Figure dataset records:
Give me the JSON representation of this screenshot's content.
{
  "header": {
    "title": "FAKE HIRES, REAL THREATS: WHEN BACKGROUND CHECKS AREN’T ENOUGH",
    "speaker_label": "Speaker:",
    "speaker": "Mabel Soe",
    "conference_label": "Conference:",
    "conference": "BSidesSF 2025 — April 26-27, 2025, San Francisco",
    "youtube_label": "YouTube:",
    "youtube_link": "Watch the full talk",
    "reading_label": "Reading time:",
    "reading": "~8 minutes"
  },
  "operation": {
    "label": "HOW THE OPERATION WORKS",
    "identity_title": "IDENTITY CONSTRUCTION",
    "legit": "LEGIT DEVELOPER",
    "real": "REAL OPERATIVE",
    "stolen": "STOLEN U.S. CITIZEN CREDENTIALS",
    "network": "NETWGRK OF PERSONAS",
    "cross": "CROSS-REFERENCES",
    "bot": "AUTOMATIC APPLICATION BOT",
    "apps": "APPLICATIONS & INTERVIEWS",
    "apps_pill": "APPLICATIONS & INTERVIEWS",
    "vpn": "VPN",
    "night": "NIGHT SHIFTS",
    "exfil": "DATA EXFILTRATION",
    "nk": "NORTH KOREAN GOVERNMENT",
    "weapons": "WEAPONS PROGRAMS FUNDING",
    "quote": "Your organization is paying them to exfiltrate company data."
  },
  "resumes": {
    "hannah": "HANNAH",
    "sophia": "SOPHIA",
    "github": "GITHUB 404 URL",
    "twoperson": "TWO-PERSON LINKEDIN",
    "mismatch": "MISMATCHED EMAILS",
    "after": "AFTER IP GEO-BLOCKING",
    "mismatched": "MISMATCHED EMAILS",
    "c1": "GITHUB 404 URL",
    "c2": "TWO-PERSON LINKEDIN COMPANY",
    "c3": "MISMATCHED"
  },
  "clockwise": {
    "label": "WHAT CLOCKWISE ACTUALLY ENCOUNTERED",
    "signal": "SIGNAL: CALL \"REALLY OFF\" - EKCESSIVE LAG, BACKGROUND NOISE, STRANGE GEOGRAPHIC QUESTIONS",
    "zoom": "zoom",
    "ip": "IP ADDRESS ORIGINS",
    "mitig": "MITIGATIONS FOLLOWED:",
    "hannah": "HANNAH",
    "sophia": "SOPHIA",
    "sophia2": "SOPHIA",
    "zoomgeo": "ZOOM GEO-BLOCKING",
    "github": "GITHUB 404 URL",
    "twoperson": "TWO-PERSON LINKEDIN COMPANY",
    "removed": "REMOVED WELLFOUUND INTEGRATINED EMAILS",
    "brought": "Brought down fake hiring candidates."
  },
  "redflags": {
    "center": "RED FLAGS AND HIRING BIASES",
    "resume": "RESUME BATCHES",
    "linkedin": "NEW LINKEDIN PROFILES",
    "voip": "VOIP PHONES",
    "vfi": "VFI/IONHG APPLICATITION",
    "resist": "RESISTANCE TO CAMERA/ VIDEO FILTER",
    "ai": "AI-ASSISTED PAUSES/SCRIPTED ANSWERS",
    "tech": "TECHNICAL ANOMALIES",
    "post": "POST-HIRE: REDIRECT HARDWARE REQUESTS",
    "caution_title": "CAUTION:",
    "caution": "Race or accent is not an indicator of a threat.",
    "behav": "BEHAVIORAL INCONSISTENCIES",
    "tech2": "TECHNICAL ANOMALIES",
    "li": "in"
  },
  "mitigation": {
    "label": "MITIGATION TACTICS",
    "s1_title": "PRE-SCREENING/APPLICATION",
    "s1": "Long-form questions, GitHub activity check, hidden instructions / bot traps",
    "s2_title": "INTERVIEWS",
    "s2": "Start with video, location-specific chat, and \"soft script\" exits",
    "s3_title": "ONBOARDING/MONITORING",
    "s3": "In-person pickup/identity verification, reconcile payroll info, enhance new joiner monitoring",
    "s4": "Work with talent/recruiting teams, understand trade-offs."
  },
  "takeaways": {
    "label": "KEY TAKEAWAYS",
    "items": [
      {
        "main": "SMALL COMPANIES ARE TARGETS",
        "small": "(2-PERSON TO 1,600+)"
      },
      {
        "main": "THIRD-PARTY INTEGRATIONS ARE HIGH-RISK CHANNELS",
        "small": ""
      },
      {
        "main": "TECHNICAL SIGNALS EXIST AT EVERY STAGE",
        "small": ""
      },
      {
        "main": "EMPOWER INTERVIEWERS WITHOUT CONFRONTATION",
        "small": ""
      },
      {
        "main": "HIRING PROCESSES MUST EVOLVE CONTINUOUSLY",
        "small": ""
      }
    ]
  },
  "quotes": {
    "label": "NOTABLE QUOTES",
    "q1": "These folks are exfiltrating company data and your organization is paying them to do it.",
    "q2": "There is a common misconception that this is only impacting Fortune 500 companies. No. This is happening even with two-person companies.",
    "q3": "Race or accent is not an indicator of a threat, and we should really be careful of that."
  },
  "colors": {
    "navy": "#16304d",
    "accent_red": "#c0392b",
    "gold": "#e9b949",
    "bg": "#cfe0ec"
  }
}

What is expected:
Find each line in the records holding the string "BLOCKING" and show it.

Task output:
    "after": "AFTER IP GEO-BLOCKING",
    "zoomgeo": "ZOOM GEO-BLOCKING",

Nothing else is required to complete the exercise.